▶ _Set exercise_: Wherever a line holds the word "Wind", copy that line out.
◆ ◆ ◆ ◆
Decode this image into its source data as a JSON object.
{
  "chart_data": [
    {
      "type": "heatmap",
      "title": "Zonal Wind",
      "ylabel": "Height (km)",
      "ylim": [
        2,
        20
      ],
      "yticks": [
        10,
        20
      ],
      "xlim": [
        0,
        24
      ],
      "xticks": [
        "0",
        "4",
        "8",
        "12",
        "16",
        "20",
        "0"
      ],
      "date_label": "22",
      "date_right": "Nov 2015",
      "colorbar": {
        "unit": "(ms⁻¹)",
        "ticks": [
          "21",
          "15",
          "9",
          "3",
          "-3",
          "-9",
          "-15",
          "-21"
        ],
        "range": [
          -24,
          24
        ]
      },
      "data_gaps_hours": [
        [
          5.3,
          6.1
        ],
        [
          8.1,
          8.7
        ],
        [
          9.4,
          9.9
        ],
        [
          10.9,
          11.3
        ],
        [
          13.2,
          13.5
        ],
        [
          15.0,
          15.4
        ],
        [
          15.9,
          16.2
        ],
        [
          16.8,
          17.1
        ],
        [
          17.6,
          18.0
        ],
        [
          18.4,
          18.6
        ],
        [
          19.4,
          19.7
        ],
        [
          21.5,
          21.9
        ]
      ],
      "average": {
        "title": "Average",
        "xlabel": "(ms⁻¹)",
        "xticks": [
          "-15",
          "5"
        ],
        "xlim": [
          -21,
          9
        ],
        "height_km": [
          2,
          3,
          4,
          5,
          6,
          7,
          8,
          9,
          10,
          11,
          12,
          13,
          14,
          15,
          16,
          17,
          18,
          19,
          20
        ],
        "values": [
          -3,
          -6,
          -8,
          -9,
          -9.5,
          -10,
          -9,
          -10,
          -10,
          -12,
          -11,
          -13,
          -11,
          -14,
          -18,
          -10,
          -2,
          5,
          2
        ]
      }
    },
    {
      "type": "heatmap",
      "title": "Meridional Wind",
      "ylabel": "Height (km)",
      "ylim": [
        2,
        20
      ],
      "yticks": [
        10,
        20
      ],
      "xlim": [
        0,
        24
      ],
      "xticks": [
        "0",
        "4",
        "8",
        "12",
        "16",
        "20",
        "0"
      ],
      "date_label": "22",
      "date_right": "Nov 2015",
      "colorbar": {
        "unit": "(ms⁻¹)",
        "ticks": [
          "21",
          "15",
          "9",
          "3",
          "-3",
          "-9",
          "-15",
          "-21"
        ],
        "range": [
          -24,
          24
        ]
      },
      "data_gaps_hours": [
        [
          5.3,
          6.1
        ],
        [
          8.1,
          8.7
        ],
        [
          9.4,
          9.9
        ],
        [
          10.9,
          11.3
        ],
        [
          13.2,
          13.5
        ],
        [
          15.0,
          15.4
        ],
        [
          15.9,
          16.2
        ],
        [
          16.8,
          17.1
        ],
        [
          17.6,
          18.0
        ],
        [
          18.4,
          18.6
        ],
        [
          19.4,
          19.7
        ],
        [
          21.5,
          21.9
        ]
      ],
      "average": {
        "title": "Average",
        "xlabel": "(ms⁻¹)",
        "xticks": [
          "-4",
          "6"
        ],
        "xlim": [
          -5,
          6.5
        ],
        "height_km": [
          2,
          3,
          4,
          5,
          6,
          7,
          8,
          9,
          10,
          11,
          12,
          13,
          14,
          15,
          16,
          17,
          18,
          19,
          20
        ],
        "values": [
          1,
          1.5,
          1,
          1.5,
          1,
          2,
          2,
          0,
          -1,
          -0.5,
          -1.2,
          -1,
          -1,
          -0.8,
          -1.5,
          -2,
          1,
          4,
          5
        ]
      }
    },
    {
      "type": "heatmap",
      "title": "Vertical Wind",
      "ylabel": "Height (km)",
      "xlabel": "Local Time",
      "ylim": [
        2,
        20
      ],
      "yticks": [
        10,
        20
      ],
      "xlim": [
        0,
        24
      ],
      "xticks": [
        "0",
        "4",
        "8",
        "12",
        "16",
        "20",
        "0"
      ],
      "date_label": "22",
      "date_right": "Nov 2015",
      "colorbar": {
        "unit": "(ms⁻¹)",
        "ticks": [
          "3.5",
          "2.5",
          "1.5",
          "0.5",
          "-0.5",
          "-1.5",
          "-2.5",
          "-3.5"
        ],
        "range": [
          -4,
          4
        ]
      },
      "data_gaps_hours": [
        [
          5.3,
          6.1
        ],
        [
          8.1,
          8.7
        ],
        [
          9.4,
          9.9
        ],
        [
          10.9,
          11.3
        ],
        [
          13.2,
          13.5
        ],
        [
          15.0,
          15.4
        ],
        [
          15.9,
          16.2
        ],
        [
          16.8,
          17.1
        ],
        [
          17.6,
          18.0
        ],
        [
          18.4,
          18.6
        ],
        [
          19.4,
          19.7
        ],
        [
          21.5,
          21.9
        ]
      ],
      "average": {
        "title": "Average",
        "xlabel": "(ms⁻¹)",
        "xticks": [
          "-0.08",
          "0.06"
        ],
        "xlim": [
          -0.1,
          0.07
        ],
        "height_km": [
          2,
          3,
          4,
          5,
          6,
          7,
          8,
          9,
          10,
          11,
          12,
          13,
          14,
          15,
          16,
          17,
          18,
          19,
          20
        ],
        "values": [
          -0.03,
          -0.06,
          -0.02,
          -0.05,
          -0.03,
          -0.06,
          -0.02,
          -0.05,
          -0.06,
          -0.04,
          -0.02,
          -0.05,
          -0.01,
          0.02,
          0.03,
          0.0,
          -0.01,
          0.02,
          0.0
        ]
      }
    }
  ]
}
◆ ◆ ◆ ◆
▶ _Answer to the problem_:
      "title": "Zonal Wind",
      "title": "Meridional Wind",
      "title": "Vertical Wind",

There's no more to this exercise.